— What the task asks —
Output an exact reproduction of the data.

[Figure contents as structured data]
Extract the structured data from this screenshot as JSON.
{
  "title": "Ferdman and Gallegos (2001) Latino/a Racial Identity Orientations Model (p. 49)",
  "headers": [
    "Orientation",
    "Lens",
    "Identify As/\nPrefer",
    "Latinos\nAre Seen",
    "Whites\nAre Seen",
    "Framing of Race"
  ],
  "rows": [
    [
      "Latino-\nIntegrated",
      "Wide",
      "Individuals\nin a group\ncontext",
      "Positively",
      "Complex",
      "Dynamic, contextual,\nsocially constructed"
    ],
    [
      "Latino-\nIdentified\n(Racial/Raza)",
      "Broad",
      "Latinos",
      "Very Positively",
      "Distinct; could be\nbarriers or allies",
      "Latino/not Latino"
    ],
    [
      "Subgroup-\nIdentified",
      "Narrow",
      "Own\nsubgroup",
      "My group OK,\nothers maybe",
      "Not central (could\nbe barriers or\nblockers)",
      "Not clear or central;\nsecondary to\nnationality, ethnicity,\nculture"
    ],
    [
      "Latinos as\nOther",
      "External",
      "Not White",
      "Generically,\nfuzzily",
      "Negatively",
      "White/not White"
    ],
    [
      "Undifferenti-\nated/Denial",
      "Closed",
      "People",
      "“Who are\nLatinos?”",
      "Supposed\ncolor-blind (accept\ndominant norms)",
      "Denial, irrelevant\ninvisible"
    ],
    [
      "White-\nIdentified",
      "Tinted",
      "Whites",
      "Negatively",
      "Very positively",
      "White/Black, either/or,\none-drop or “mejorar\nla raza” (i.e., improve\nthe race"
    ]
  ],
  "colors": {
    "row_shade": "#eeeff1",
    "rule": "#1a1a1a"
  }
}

— Exercise output —
Extract the structured data from this screenshot as JSON.
{
  "title": "Ferdman and Gallegos (2001) Latino/a Racial Identity Orientations Model (p. 49)",
  "headers": [
    "Orientation",
    "Lens",
    "Identify As/\nPrefer",
    "Latinos\nAre Seen",
    "Whites\nAre Seen",
    "Framing of Race"
  ],
  "rows": [
    [
      "Latino-\nIntegrated",
      "Wide",
      "Individuals\nin a group\ncontext",
      "Positively",
      "Complex",
      "Dynamic, contextual,\nsocially constructed"
    ],
    [
      "Latino-\nIdentified\n(Racial/Raza)",
      "Broad",
      "Latinos",
      "Very Positively",
      "Distinct; could be\nbarriers or allies",
      "Latino/not Latino"
    ],
    [
      "Subgroup-\nIdentified",
      "Narrow",
      "Own\nsubgroup",
      "My group OK,\nothers maybe",
      "Not central (could\nbe barriers or\nblockers)",
      "Not clear or central;\nsecondary to\nnationality, ethnicity,\nculture"
    ],
    [
      "Latinos as\nOther",
      "External",
      "Not White",
      "Generically,\nfuzzily",
      "Negatively",
      "White/not White"
    ],
    [
      "Undifferenti-\nated/Denial",
      "Closed",
      "People",
      "“Who are\nLatinos?”",
      "Supposed\ncolor-blind (accept\ndominant norms)",
      "Denial, irrelevant\ninvisible"
    ],
    [
      "White-\nIdentified",
      "Tinted",
      "Whites",
      "Negatively",
      "Very positively",
      "White/Black, either/or,\none-drop or “mejorar\nla raza” (i.e., improve\nthe race"
    ]
  ],
  "colors": {
    "row_shade": "#eeeff1",
    "rule": "#1a1a1a"
  }
}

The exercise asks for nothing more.